## Work to do
The records below must be output exactly, without pictures.

## Provided data
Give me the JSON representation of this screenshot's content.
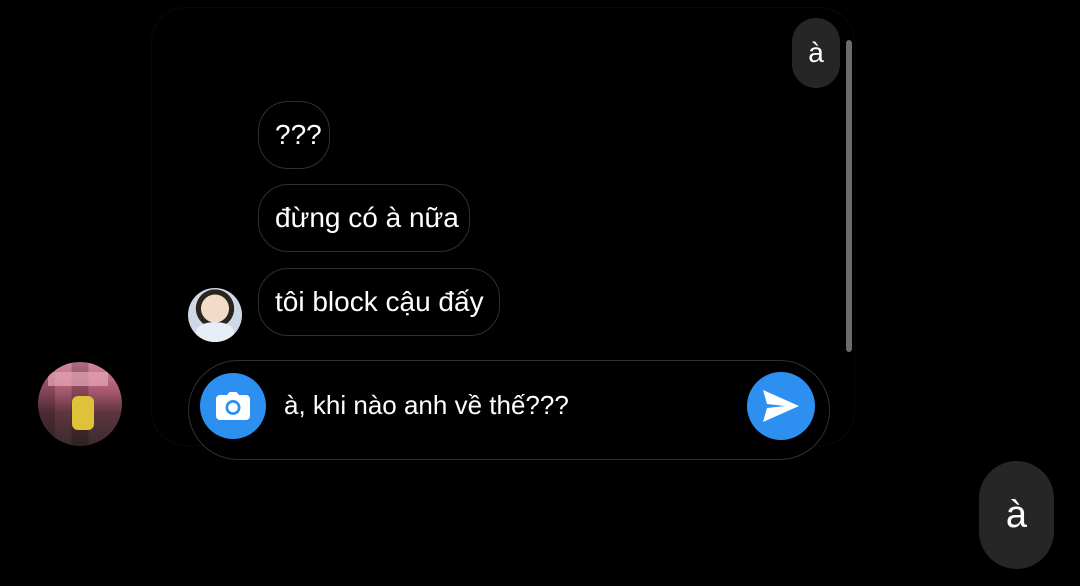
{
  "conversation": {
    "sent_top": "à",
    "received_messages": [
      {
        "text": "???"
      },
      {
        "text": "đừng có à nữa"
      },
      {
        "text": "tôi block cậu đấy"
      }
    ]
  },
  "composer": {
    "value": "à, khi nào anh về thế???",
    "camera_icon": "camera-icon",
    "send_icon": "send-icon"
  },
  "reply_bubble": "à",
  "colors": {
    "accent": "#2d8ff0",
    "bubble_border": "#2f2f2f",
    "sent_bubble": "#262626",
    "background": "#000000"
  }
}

## Complete response
Give me the JSON representation of this screenshot's content.
{
  "conversation": {
    "sent_top": "à",
    "received_messages": [
      {
        "text": "???"
      },
      {
        "text": "đừng có à nữa"
      },
      {
        "text": "tôi block cậu đấy"
      }
    ]
  },
  "composer": {
    "value": "à, khi nào anh về thế???",
    "camera_icon": "camera-icon",
    "send_icon": "send-icon"
  },
  "reply_bubble": "à",
  "colors": {
    "accent": "#2d8ff0",
    "bubble_border": "#2f2f2f",
    "sent_bubble": "#262626",
    "background": "#000000"
  }
}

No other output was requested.